*Data to process*:
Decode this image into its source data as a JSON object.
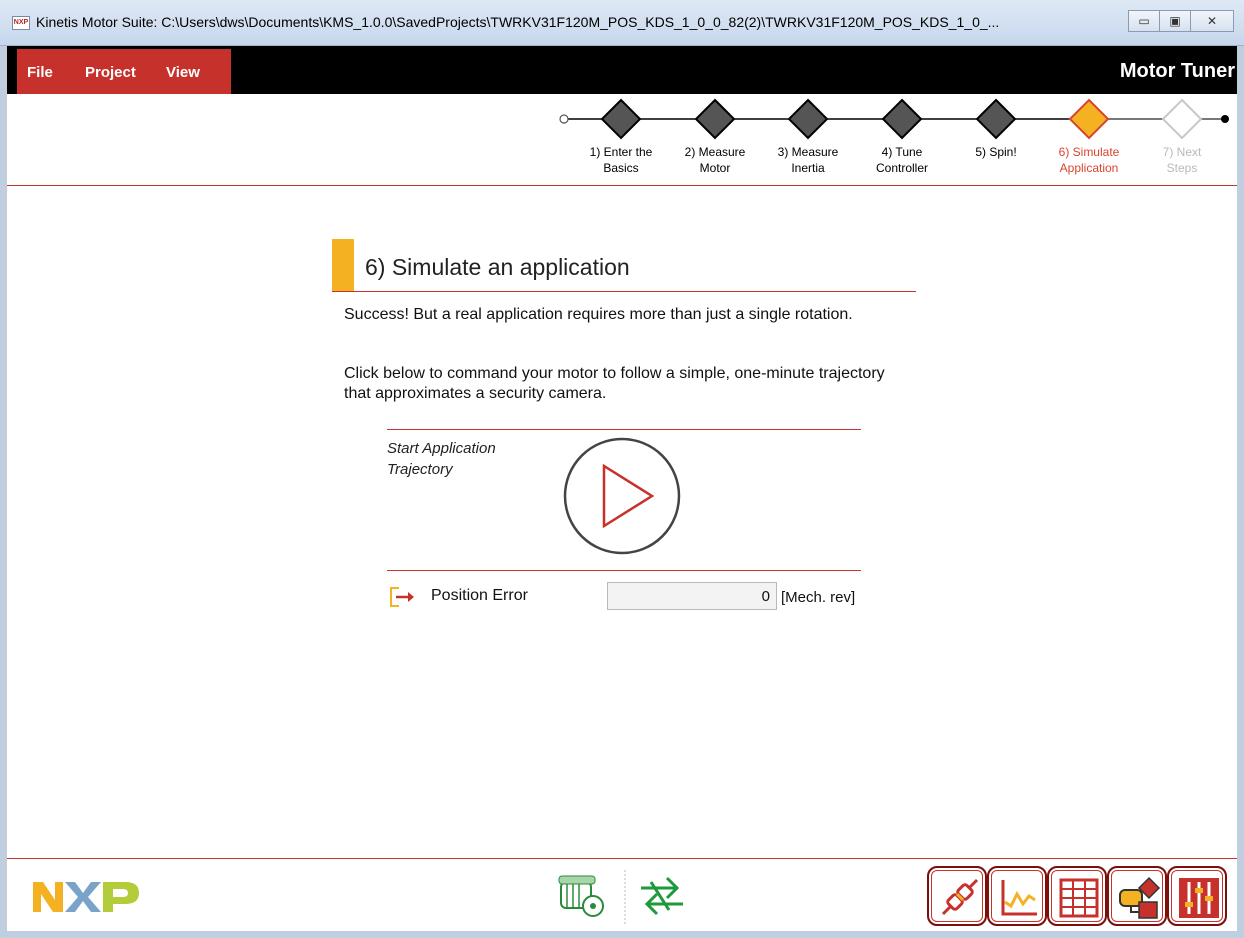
{
  "window": {
    "title": "Kinetis Motor Suite: C:\\Users\\dws\\Documents\\KMS_1.0.0\\SavedProjects\\TWRKV31F120M_POS_KDS_1_0_0_82(2)\\TWRKV31F120M_POS_KDS_1_0_...",
    "icon_text": "NXP",
    "minimize_icon": "▭",
    "maximize_icon": "▣",
    "close_icon": "✕"
  },
  "menu": {
    "file": "File",
    "project": "Project",
    "view": "View",
    "app_title": "Motor Tuner"
  },
  "steps": [
    {
      "line1": "1) Enter the",
      "line2": "Basics",
      "state": "done"
    },
    {
      "line1": "2) Measure",
      "line2": "Motor",
      "state": "done"
    },
    {
      "line1": "3) Measure",
      "line2": "Inertia",
      "state": "done"
    },
    {
      "line1": "4) Tune",
      "line2": "Controller",
      "state": "done"
    },
    {
      "line1": "5) Spin!",
      "line2": "",
      "state": "done"
    },
    {
      "line1": "6) Simulate",
      "line2": "Application",
      "state": "active"
    },
    {
      "line1": "7) Next",
      "line2": "Steps",
      "state": "disabled"
    }
  ],
  "content": {
    "title": "6) Simulate an application",
    "para1": "Success! But a real application requires more than just a single rotation.",
    "para2": "Click below to command your motor to follow a simple, one-minute trajectory that approximates a security camera.",
    "start_label_line1": "Start Application",
    "start_label_line2": "Trajectory",
    "position_error_label": "Position Error",
    "position_error_value": "0",
    "position_error_unit": "[Mech. rev]"
  },
  "colors": {
    "brand_red": "#c6312c",
    "active_orange": "#f4b223",
    "step_done": "#555555"
  },
  "footer": {
    "logo": "nxp-logo",
    "tools": [
      "connection-icon",
      "scope-icon",
      "grid-table-icon",
      "flowchart-icon",
      "sliders-icon"
    ]
  }
}
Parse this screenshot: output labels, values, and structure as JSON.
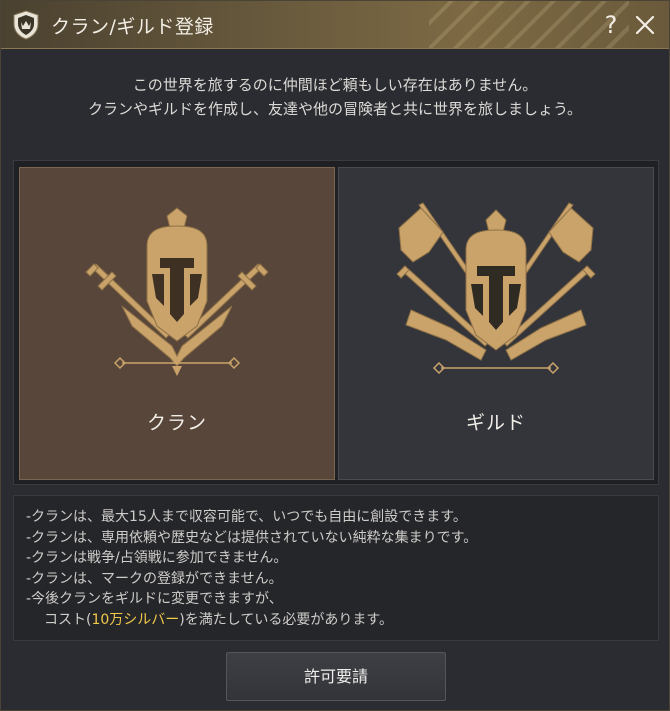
{
  "window": {
    "title": "クラン/ギルド登録",
    "help_label": "?"
  },
  "intro": {
    "line1": "この世界を旅するのに仲間ほど頼もしい存在はありません。",
    "line2": "クランやギルドを作成し、友達や他の冒険者と共に世界を旅しましょう。"
  },
  "choices": [
    {
      "label": "クラン",
      "selected": true
    },
    {
      "label": "ギルド",
      "selected": false
    }
  ],
  "notes": {
    "line1": "-クランは、最大15人まで収容可能で、いつでも自由に創設できます。",
    "line2": "-クランは、専用依頼や歴史などは提供されていない純粋な集まりです。",
    "line3": "-クランは戦争/占領戦に参加できません。",
    "line4": "-クランは、マークの登録ができません。",
    "line5": "-今後クランをギルドに変更できますが、",
    "line6_prefix": "コスト(",
    "line6_highlight": "10万シルバー",
    "line6_suffix": ")を満たしている必要があります。"
  },
  "actions": {
    "request_label": "許可要請"
  },
  "colors": {
    "accent_gold": "#c9a36a",
    "highlight": "#f2c94a",
    "selected_card": "#58463a"
  }
}
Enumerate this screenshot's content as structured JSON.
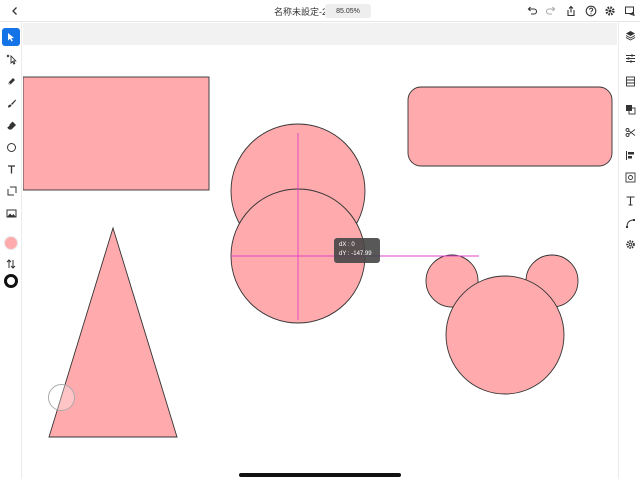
{
  "header": {
    "doc_title": "名称未設定-2",
    "zoom": "85.05%"
  },
  "left_toolbar": {
    "tools": [
      "select-icon",
      "direct-select-icon",
      "pen-icon",
      "brush-icon",
      "eraser-icon",
      "ellipse-icon",
      "text-icon",
      "shape-icon",
      "image-icon"
    ],
    "fill_color": "#ffabad",
    "stroke_color": "#111111"
  },
  "right_toolbar": {
    "tools": [
      "layers-icon",
      "properties-icon",
      "libraries-icon",
      "arrange-icon",
      "scissors-icon",
      "align-icon",
      "transform-icon",
      "type-icon",
      "path-icon",
      "settings-icon"
    ]
  },
  "canvas": {
    "shape_fill": "#ffabad",
    "shape_stroke": "#333333",
    "guide_color": "#e040c8"
  },
  "move_tooltip": {
    "dx": "dX : 0",
    "dy": "dY : -147.99"
  }
}
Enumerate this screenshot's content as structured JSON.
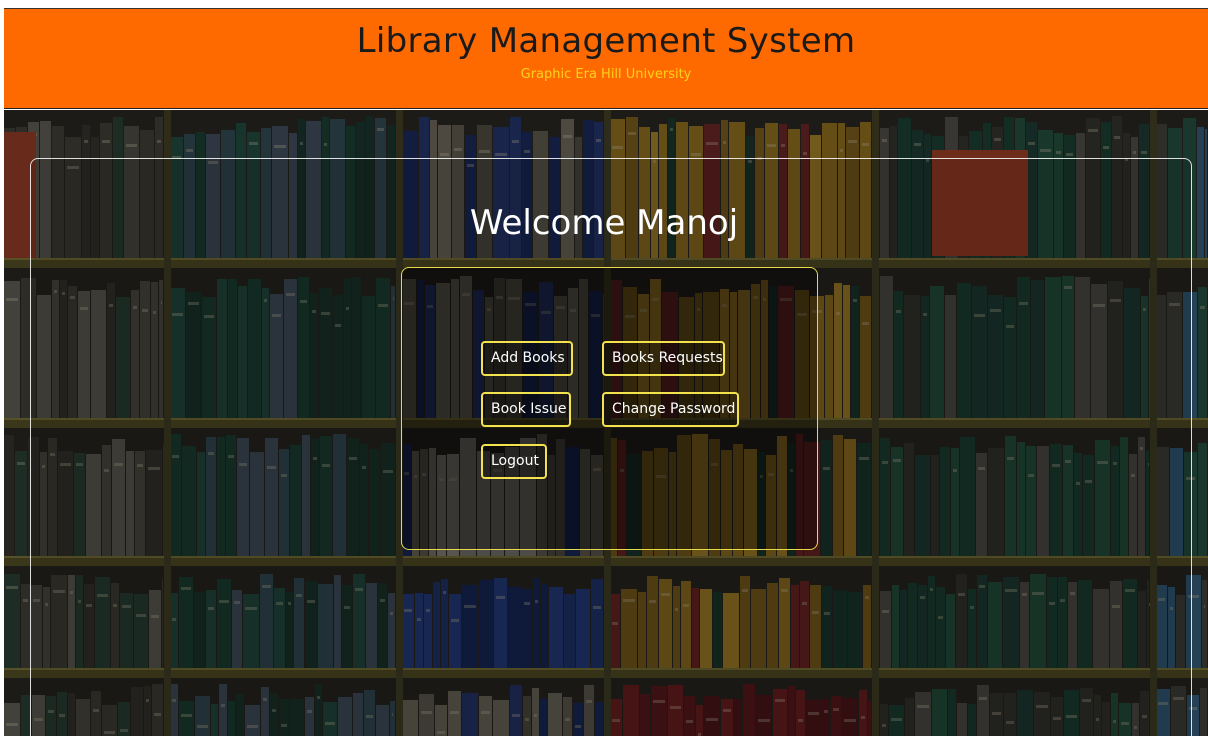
{
  "header": {
    "title": "Library Management System",
    "subtitle": "Graphic Era Hill University"
  },
  "main": {
    "welcome": "Welcome Manoj"
  },
  "menu": {
    "add_books": "Add Books",
    "books_requests": "Books Requests",
    "book_issue": "Book Issue",
    "change_password": "Change Password",
    "logout": "Logout"
  },
  "colors": {
    "header_bg": "#ff6a00",
    "subtitle": "#ffd21a",
    "button_border": "#f2e24d",
    "panel_border": "#ffffff"
  }
}
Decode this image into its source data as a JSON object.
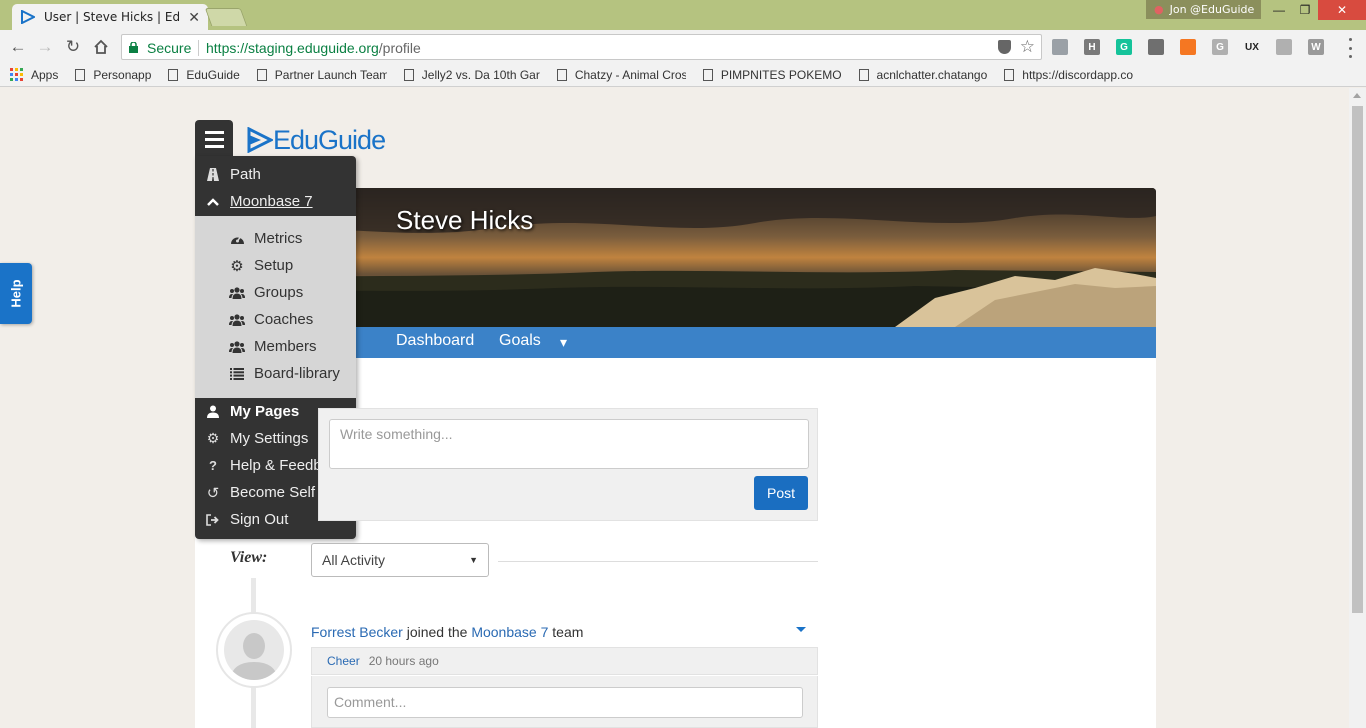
{
  "browser": {
    "tab_title": "User | Steve Hicks | EduG",
    "profile_name": "Jon @EduGuide",
    "secure_label": "Secure",
    "url_host": "https://staging.eduguide.org",
    "url_path": "/profile",
    "bookmarks": [
      {
        "label": "Apps"
      },
      {
        "label": "Personapp"
      },
      {
        "label": "EduGuide"
      },
      {
        "label": "Partner Launch Team"
      },
      {
        "label": "Jelly2 vs. Da 10th Gar"
      },
      {
        "label": "Chatzy - Animal Cros"
      },
      {
        "label": "PIMPNITES POKEMO"
      },
      {
        "label": "acnlchatter.chatango"
      },
      {
        "label": "https://discordapp.co"
      }
    ],
    "extensions": [
      {
        "icon": "globe-icon",
        "text": "",
        "color": "#9aa0a6"
      },
      {
        "icon": "h-icon",
        "text": "H",
        "color": "#7a7a7a"
      },
      {
        "icon": "grammarly-icon",
        "text": "G",
        "color": "#15c39a"
      },
      {
        "icon": "camera-icon",
        "text": "",
        "color": "#6f6f6f"
      },
      {
        "icon": "hubspot-icon",
        "text": "",
        "color": "#f57722"
      },
      {
        "icon": "g-icon",
        "text": "G",
        "color": "#b0b0b0"
      },
      {
        "icon": "ux-icon",
        "text": "UX",
        "color": "#222222"
      },
      {
        "icon": "record-icon",
        "text": "",
        "color": "#b0b0b0"
      },
      {
        "icon": "w-icon",
        "text": "W",
        "color": "#9a9a9a"
      }
    ]
  },
  "page": {
    "help_label": "Help",
    "logo_text": "EduGuide",
    "profile_name": "Steve Hicks",
    "tabs": [
      {
        "label": "Dashboard"
      },
      {
        "label": "Goals"
      }
    ],
    "tab_dropdown": "▾",
    "menu": {
      "items_top": [
        {
          "label": "Path",
          "icon": "road-icon"
        },
        {
          "label": "Moonbase 7",
          "icon": "chevron-up-icon"
        }
      ],
      "submenu": [
        {
          "label": "Metrics",
          "icon": "dashboard-icon"
        },
        {
          "label": "Setup",
          "icon": "gear-icon"
        },
        {
          "label": "Groups",
          "icon": "users-icon"
        },
        {
          "label": "Coaches",
          "icon": "users-icon"
        },
        {
          "label": "Members",
          "icon": "users-icon"
        },
        {
          "label": "Board-library",
          "icon": "list-icon"
        }
      ],
      "items_bottom": [
        {
          "label": "My Pages",
          "icon": "user-icon"
        },
        {
          "label": "My Settings",
          "icon": "cogs-icon"
        },
        {
          "label": "Help & Feedback",
          "icon": "question-icon"
        },
        {
          "label": "Become Self",
          "icon": "undo-icon"
        },
        {
          "label": "Sign Out",
          "icon": "sign-out-icon"
        }
      ]
    },
    "post": {
      "placeholder": "Write something...",
      "button": "Post"
    },
    "view": {
      "label": "View:",
      "selected": "All Activity"
    },
    "activity": {
      "actor": "Forrest Becker",
      "verb": " joined the ",
      "target": "Moonbase 7",
      "suffix": " team",
      "cheer": "Cheer",
      "time": "20 hours ago",
      "comment_placeholder": "Comment..."
    }
  },
  "colors": {
    "accent": "#1a73c8",
    "tab_bar": "#3b82c8",
    "menu_bg": "#333333",
    "submenu_bg": "#d6d6d6",
    "page_bg": "#f2eee9",
    "titlebar": "#b5c380"
  }
}
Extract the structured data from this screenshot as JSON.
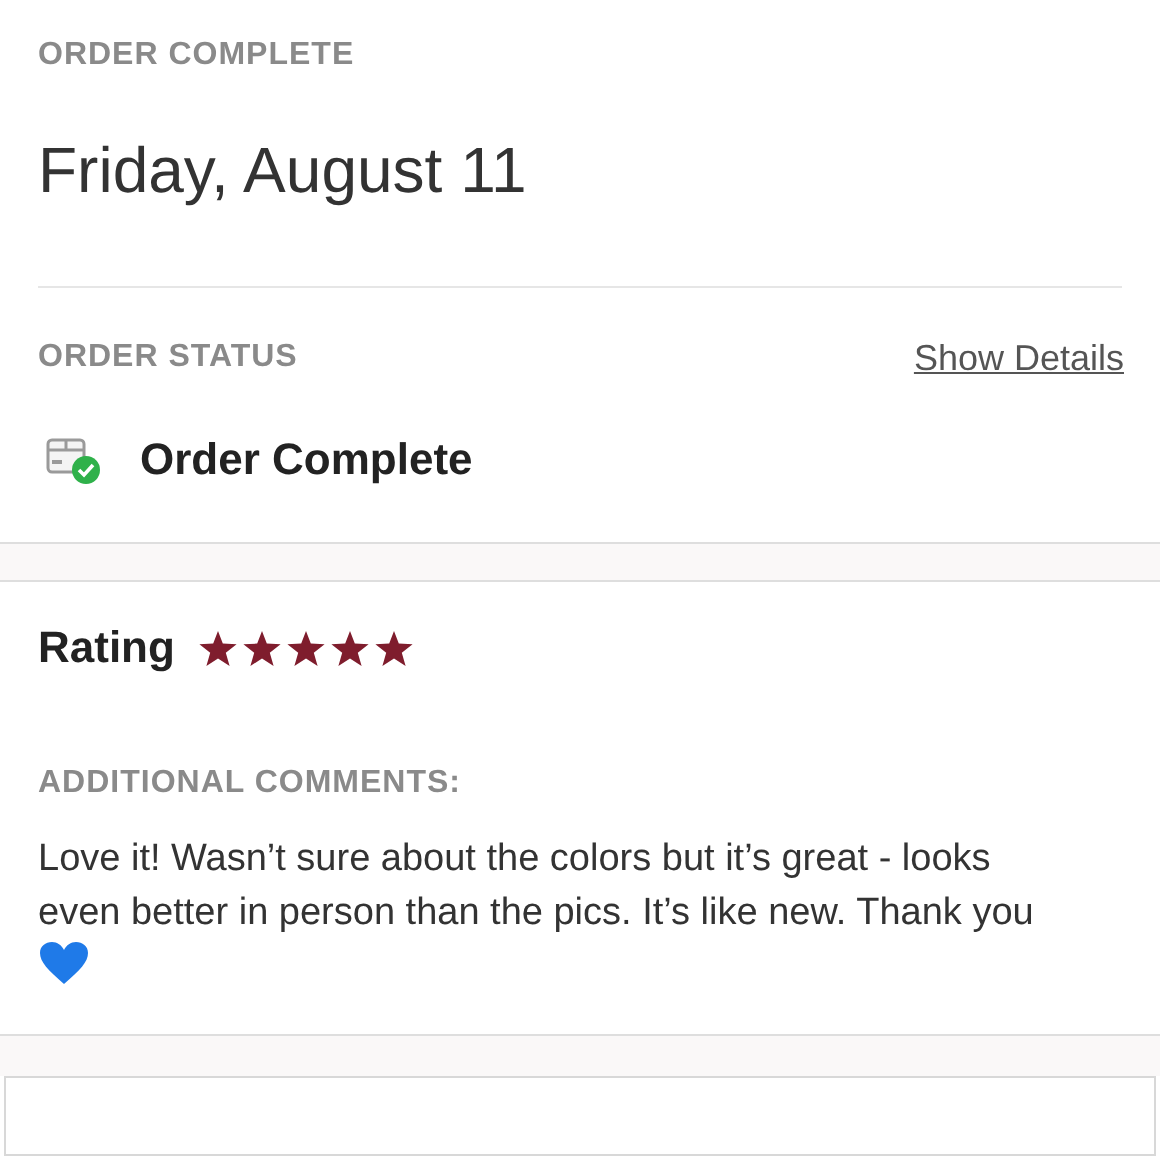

*Problem to work on*: Track down every line of the material containing the string "Books", and copy it.

*Right answer*:
    "add_books": "Add Books",
    "books_requests": "Books Requests",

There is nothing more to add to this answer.